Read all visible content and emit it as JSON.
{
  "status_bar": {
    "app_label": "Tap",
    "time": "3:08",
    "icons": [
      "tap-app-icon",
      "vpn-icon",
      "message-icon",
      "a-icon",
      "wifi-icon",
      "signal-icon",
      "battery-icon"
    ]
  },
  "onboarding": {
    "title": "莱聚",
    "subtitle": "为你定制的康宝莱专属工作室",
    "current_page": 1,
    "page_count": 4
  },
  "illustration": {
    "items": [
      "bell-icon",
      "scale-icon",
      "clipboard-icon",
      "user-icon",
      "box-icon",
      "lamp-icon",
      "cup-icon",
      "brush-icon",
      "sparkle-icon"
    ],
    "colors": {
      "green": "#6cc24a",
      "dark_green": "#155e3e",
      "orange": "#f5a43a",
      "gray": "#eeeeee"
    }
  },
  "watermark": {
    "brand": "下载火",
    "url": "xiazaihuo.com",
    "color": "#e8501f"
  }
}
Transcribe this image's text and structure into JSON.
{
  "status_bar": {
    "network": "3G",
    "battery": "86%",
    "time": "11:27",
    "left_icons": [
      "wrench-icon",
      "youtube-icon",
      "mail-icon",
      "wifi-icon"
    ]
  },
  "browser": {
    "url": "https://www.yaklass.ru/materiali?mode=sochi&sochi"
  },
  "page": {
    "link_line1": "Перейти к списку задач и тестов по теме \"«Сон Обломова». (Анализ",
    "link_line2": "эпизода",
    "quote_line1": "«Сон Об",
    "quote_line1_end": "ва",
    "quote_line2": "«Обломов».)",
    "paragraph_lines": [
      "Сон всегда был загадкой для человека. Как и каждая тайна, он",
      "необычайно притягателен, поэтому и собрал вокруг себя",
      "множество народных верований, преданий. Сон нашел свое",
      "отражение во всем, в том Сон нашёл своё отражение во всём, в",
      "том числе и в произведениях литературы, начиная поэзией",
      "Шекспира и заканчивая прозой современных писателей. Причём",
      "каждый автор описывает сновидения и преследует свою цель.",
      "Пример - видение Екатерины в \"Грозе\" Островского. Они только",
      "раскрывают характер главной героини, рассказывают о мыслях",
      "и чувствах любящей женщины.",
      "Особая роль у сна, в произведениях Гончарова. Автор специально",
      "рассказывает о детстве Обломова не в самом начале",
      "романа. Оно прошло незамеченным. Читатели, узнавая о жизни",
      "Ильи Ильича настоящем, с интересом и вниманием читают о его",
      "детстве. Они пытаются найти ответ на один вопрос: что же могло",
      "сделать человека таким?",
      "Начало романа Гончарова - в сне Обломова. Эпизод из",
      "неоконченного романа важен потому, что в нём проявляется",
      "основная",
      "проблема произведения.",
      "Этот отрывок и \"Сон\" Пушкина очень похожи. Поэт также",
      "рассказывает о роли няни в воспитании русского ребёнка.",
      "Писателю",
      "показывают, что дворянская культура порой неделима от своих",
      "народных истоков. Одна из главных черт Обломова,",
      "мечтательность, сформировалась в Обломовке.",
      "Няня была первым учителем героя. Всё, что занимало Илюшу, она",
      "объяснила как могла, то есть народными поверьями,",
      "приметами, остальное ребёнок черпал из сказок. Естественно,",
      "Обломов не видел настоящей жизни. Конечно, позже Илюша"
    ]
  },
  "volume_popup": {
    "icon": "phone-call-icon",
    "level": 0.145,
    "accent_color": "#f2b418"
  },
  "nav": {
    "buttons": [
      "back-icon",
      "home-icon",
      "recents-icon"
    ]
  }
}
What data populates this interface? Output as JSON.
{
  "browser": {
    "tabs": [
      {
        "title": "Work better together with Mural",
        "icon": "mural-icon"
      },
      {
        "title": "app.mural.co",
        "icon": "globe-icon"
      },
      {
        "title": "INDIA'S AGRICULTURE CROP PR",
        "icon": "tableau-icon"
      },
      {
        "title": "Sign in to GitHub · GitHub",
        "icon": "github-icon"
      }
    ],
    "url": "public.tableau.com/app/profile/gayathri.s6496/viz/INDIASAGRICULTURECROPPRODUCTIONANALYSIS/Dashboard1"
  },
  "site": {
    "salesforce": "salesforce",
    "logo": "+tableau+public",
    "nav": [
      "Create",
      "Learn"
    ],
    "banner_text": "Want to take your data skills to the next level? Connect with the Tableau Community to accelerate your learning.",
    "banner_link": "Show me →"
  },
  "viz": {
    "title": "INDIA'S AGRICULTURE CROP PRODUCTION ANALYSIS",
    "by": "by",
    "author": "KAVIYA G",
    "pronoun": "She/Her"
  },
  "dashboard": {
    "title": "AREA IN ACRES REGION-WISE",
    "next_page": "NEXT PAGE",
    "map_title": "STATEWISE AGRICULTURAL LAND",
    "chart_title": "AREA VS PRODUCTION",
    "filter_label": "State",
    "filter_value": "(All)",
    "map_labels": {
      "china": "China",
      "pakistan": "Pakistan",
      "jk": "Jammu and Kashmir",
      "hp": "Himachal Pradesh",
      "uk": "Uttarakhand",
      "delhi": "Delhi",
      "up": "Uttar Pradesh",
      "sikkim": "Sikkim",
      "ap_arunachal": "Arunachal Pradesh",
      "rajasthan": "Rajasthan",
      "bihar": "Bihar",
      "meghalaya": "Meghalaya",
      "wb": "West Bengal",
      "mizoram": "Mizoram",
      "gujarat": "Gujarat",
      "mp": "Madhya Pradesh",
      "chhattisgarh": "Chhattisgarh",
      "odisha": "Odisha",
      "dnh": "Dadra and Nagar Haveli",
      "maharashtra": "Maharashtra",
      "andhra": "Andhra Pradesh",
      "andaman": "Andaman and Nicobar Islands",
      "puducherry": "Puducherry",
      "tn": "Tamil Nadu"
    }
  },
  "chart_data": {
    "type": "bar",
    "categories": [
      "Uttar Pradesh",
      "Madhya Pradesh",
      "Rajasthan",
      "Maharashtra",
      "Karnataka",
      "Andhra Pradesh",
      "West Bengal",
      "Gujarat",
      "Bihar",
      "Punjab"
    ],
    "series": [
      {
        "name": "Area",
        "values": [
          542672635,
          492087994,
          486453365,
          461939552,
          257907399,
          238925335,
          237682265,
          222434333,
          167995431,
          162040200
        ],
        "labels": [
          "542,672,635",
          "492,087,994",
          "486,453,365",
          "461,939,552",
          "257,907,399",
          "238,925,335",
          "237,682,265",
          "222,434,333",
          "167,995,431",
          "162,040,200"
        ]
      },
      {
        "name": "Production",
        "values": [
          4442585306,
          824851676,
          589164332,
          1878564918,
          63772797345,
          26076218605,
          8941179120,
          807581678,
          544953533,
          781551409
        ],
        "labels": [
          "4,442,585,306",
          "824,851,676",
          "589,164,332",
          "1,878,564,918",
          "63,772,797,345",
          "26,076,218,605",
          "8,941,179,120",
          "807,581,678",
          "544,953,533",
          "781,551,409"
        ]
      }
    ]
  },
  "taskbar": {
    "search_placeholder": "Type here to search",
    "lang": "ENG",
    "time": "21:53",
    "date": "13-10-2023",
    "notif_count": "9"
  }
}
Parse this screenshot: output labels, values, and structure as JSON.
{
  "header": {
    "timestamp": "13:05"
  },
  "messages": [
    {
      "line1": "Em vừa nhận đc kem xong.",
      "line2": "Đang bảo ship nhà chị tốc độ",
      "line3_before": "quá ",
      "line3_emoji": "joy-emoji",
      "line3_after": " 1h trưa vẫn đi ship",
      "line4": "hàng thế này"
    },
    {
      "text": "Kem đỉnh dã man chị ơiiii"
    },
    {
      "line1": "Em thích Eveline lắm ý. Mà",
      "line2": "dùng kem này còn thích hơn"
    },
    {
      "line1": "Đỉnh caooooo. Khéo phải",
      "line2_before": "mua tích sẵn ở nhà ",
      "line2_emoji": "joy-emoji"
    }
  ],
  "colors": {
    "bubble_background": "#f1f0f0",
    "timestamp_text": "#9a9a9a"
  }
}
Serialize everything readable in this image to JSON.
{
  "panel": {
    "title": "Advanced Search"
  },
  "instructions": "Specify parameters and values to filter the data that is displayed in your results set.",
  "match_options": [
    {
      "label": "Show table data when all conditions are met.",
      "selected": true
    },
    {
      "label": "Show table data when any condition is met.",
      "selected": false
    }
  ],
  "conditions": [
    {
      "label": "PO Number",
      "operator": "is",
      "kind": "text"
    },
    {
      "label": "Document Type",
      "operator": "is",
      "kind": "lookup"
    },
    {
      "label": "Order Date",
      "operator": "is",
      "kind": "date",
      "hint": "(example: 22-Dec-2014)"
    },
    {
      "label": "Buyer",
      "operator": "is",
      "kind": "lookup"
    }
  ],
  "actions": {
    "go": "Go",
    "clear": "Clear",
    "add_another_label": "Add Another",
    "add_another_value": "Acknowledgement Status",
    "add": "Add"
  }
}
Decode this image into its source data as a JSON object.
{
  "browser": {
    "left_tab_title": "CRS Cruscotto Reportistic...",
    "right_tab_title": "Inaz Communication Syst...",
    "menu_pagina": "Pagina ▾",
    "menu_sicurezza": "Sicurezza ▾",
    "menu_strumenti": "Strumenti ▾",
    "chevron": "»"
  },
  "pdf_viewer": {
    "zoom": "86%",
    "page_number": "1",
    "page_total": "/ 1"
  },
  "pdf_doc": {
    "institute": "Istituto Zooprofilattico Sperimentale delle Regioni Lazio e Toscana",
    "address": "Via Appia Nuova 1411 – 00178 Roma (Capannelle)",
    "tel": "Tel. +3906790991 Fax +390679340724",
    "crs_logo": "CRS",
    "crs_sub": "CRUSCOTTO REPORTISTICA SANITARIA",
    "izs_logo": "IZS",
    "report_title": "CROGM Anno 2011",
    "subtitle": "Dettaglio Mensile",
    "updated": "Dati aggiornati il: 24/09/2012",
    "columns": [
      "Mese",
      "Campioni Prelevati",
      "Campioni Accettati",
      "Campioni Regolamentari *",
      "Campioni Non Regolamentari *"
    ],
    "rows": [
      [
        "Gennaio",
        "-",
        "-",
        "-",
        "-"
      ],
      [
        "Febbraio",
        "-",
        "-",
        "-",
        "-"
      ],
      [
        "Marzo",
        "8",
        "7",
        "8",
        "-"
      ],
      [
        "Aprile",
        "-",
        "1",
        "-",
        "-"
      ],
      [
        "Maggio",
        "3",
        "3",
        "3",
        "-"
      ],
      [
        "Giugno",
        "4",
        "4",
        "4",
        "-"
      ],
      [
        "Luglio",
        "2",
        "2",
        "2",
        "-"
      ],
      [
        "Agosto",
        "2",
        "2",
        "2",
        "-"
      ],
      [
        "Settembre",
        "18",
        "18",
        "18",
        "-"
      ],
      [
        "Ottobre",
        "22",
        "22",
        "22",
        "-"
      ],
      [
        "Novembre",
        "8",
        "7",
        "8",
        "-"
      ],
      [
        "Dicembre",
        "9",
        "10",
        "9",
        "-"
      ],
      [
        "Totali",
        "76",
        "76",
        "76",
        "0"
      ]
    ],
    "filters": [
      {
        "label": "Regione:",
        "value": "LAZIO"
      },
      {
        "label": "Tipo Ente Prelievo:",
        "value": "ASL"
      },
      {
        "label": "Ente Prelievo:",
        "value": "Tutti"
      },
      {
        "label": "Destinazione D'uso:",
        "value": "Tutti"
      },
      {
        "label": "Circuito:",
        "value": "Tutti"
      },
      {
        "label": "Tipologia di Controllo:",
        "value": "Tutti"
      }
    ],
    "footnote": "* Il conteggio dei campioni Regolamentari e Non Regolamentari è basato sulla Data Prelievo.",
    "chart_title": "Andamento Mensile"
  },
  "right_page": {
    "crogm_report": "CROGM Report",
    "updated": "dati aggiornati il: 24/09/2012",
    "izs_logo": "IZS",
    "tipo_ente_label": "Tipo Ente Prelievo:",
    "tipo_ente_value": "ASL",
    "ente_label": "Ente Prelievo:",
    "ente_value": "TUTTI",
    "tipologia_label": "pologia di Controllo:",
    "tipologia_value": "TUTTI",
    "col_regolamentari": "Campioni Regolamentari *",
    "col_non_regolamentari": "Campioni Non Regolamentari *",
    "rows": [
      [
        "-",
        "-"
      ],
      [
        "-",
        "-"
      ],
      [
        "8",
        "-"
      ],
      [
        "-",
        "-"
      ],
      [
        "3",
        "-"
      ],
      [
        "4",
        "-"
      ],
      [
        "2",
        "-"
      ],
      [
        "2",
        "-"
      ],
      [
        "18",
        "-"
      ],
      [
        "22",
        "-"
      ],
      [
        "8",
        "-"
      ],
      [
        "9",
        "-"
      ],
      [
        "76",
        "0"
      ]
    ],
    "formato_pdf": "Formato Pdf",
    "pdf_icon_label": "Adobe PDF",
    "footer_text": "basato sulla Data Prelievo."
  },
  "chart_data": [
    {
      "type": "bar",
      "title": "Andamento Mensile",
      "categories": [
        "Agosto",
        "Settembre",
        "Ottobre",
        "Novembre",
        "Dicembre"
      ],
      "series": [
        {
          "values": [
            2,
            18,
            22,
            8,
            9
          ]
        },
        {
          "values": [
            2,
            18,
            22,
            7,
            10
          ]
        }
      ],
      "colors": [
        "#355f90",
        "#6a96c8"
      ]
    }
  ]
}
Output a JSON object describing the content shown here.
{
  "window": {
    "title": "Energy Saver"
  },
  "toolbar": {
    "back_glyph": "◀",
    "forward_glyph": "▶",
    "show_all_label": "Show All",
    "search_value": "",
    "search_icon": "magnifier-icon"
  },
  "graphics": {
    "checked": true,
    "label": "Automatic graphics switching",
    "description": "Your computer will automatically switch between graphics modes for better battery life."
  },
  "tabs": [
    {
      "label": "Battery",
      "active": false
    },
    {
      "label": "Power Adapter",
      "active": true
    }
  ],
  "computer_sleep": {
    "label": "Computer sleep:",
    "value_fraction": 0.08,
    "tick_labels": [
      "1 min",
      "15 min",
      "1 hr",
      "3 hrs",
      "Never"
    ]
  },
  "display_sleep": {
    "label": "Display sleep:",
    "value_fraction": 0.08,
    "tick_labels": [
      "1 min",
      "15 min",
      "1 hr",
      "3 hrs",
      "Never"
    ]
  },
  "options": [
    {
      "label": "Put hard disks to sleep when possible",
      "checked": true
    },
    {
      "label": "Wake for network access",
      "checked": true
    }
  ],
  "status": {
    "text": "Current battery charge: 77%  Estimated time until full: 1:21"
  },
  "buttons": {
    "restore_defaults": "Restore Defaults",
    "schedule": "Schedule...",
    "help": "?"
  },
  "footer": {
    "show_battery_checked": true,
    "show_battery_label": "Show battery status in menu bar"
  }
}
◇ ◇ ◇ ◇
WRITTEN PROBLEM:
For each line above that contains the word "Prelievo", copy that line.

SOLUTION TO THIS EXERCISE:
        "label": "Tipo Ente Prelievo:",
        "label": "Ente Prelievo:",
    "footnote": "* Il conteggio dei campioni Regolamentari e Non Regolamentari è basato sulla Data Prelievo.",
    "tipo_ente_label": "Tipo Ente Prelievo:",
    "ente_label": "Ente Prelievo:",
    "footer_text": "basato sulla Data Prelievo."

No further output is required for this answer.